- Stated task
From the listing, collect all lines containing the word "JSON".

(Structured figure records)
+ + + + +

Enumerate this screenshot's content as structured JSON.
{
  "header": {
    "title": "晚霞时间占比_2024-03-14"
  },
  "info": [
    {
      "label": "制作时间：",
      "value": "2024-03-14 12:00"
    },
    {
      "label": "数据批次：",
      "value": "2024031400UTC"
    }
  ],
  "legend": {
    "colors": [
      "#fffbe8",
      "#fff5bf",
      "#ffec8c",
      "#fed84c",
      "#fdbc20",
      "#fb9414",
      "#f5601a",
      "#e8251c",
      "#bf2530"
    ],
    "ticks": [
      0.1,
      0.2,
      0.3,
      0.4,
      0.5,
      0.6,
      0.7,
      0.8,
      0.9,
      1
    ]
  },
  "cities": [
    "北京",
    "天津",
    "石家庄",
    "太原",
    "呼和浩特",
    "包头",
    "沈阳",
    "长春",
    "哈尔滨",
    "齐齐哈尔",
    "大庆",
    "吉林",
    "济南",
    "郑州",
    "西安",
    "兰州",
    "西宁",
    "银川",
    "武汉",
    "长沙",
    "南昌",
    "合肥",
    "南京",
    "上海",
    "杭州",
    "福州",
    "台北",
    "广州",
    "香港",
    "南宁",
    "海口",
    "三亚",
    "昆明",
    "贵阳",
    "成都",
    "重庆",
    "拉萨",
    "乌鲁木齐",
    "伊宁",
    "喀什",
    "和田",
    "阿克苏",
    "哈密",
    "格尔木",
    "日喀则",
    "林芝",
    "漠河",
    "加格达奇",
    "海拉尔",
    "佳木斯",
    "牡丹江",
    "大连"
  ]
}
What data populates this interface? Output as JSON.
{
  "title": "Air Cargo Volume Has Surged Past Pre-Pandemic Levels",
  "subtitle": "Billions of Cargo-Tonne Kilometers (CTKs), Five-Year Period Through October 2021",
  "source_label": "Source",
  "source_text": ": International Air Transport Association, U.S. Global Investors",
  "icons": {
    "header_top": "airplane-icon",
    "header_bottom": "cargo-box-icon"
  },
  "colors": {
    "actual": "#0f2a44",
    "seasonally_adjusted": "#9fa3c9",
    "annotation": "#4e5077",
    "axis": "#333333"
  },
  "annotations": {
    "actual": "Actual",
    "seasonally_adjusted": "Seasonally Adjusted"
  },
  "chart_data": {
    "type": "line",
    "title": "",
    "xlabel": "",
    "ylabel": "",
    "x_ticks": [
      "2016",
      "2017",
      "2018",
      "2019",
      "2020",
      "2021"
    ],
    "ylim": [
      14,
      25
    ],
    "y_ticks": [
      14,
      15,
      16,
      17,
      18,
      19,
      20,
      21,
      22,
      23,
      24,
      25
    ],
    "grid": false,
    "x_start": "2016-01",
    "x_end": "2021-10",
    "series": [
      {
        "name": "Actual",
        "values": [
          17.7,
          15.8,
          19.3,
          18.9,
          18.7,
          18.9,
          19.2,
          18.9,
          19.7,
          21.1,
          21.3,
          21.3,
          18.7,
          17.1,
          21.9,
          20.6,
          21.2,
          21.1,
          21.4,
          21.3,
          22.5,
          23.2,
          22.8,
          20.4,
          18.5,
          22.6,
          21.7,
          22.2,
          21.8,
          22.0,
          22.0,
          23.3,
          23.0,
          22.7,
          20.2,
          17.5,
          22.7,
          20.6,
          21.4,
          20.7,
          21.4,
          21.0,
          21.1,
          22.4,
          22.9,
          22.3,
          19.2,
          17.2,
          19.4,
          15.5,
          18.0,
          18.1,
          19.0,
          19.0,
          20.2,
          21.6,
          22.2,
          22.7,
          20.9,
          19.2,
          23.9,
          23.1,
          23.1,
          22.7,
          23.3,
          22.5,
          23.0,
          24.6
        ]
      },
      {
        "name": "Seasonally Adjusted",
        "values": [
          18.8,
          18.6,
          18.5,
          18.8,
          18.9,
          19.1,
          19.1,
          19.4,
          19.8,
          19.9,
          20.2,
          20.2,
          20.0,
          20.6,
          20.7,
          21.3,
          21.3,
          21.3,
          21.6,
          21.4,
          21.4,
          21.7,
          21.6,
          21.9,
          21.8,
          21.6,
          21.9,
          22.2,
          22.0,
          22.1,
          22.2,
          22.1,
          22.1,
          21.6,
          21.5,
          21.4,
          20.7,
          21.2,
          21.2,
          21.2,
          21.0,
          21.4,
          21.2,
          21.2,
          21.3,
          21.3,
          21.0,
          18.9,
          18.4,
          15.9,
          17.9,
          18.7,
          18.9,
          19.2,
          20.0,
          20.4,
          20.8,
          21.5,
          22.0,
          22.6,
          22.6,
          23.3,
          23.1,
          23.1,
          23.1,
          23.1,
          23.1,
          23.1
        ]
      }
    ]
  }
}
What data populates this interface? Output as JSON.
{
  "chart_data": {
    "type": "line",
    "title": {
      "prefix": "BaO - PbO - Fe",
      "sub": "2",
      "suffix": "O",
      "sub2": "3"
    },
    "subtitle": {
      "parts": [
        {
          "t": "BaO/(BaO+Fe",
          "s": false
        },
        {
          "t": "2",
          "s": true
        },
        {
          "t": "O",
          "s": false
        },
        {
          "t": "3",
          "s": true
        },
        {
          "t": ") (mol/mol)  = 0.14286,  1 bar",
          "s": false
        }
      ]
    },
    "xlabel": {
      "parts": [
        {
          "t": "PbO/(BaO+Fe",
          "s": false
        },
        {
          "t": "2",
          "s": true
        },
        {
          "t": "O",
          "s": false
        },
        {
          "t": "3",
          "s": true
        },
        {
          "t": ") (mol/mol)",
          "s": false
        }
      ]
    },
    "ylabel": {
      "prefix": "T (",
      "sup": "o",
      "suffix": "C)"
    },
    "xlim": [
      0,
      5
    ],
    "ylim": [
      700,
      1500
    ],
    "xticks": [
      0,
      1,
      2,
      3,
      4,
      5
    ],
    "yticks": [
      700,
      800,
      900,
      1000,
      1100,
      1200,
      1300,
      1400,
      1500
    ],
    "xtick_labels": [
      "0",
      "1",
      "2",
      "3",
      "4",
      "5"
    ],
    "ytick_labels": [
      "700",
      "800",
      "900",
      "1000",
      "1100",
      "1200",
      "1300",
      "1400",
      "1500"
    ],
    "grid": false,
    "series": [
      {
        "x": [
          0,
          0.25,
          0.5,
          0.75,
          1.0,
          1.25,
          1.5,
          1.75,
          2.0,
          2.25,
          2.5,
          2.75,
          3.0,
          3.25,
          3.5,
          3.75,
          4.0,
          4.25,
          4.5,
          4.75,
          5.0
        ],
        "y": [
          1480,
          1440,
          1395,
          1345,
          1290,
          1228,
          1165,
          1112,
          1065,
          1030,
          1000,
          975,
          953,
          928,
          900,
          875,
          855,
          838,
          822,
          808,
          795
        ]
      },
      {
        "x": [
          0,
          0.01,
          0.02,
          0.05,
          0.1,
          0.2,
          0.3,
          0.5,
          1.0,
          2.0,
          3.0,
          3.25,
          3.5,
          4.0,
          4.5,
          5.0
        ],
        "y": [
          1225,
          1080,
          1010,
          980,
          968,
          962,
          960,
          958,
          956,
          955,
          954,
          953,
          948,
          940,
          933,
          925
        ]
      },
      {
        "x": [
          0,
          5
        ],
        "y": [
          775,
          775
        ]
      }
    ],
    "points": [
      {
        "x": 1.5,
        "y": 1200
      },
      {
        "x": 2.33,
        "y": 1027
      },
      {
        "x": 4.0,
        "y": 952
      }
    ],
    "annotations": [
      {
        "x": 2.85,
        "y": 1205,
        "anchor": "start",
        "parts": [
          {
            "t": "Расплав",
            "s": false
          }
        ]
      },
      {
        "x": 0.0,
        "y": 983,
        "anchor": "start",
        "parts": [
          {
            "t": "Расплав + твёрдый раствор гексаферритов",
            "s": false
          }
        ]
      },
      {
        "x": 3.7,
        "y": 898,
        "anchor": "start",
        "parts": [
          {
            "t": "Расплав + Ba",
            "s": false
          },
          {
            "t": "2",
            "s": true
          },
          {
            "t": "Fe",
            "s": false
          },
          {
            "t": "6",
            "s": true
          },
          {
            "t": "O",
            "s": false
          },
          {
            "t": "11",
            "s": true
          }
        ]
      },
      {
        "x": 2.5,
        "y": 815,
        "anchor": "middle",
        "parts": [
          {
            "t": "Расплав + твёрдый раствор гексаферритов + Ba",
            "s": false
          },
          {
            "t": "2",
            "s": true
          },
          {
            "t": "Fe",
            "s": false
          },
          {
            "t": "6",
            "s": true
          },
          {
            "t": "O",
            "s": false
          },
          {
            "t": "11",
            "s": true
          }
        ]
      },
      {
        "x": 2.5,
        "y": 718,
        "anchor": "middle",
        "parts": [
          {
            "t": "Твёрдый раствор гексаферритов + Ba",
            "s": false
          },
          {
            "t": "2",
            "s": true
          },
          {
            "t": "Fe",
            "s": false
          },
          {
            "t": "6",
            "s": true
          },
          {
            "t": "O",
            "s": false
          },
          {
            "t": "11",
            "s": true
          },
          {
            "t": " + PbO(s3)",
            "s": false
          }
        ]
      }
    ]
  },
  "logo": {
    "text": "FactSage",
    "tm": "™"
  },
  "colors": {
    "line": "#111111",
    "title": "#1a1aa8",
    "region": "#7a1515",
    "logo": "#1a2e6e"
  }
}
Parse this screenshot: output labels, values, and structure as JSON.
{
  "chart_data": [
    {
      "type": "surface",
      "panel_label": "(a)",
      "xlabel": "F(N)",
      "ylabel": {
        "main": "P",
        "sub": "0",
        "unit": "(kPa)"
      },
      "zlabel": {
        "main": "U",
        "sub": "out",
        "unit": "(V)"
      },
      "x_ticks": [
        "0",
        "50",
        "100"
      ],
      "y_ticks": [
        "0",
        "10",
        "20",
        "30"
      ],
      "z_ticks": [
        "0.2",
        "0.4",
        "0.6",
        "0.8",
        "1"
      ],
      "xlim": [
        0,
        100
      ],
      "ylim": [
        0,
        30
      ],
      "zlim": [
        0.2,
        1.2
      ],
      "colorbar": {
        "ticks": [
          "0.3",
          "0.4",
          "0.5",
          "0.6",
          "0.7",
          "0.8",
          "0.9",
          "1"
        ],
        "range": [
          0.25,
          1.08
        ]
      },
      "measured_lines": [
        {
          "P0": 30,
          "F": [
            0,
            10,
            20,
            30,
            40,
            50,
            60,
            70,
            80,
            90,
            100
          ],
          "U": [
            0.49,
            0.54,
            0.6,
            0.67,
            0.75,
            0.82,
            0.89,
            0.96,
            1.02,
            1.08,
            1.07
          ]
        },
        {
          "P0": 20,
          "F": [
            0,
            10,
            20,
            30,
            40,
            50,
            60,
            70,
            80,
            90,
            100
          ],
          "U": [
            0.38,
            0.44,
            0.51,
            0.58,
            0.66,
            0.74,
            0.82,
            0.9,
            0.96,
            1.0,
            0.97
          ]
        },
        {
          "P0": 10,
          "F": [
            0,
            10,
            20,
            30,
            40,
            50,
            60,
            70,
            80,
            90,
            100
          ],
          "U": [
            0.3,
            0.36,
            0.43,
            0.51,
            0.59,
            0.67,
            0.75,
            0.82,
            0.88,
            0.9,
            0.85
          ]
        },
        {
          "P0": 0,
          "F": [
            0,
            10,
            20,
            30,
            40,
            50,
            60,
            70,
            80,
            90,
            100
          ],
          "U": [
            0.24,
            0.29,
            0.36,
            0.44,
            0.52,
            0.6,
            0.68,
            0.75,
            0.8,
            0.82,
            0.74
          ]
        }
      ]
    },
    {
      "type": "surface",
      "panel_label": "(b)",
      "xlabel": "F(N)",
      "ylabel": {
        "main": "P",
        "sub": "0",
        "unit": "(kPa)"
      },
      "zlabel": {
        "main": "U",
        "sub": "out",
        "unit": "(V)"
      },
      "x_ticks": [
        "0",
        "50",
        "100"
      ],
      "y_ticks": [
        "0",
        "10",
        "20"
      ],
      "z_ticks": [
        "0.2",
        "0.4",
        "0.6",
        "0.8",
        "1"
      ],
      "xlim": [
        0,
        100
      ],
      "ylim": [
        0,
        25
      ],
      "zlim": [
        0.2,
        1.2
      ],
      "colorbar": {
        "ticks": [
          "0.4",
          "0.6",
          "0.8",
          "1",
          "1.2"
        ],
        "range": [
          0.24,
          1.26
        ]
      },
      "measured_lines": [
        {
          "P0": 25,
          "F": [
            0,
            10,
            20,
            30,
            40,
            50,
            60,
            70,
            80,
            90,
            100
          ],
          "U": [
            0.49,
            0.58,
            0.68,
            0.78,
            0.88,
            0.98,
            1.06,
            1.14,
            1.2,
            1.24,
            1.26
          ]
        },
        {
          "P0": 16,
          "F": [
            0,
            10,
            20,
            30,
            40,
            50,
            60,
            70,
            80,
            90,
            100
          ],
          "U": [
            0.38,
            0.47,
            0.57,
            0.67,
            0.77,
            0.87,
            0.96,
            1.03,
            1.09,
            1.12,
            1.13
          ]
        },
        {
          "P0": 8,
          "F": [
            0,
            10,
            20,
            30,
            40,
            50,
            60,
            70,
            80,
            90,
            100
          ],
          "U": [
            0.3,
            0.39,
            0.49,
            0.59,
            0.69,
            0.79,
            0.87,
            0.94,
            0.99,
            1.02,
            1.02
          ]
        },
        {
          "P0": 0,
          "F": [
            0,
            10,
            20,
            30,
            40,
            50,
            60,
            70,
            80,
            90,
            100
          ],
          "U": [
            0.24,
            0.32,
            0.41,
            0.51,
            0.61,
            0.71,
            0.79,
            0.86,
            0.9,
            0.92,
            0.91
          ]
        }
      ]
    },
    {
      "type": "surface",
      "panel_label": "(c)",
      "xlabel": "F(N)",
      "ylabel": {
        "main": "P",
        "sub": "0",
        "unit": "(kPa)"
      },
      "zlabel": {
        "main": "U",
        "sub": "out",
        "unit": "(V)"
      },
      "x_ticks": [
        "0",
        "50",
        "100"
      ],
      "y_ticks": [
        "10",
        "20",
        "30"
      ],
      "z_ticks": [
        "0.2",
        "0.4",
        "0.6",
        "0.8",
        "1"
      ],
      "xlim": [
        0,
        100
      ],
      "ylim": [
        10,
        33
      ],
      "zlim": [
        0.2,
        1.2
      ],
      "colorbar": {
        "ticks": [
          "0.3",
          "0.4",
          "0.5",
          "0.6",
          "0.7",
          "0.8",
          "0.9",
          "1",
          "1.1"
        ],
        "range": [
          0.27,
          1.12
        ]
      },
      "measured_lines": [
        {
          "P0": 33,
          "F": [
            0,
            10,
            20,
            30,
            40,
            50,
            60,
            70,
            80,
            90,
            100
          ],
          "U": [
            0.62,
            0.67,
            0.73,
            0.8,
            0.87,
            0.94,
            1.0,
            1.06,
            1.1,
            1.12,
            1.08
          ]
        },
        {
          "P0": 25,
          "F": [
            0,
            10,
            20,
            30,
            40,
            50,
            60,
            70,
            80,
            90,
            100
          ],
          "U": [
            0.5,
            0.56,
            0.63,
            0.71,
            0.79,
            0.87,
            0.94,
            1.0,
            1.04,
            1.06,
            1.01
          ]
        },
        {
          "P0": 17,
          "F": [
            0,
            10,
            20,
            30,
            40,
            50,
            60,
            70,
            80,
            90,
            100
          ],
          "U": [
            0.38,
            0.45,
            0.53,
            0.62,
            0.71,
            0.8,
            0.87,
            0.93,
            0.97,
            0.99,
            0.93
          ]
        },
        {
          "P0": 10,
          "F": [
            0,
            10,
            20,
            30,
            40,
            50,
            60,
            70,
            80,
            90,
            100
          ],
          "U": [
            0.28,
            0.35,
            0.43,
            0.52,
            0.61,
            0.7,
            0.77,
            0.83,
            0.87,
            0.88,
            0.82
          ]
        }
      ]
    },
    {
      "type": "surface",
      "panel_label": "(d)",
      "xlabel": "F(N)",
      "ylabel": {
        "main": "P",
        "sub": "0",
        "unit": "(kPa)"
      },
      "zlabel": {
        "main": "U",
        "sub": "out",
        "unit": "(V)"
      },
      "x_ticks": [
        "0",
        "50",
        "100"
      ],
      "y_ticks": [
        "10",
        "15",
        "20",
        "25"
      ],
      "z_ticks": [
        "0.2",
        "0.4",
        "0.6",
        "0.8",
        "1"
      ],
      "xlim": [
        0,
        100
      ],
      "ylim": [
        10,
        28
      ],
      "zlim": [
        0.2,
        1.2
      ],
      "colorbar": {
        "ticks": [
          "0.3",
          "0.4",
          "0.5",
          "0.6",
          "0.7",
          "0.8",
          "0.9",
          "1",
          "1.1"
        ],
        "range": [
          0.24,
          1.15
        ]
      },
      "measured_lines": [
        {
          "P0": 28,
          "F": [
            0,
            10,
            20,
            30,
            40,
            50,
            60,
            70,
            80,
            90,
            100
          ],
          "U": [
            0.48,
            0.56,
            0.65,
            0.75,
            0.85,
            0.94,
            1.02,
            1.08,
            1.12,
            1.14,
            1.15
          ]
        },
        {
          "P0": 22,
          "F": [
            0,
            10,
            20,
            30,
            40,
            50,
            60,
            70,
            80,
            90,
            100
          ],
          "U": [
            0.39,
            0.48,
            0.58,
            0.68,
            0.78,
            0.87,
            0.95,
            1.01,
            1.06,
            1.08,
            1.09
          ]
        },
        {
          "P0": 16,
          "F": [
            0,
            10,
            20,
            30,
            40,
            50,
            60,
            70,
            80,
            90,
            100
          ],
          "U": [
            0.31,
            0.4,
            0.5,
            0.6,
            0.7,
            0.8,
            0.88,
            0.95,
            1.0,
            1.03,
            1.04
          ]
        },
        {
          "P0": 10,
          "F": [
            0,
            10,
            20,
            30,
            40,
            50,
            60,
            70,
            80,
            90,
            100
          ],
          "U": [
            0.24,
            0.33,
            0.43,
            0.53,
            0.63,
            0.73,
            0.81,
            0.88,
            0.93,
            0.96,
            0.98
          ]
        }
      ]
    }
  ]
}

+ + + + +

- Solution to this task
Enumerate this screenshot's content as structured JSON.
What data populates this interface? Output as JSON.
What data populates this interface? Output as JSON.
Parse this screenshot: output labels, values, and structure as JSON.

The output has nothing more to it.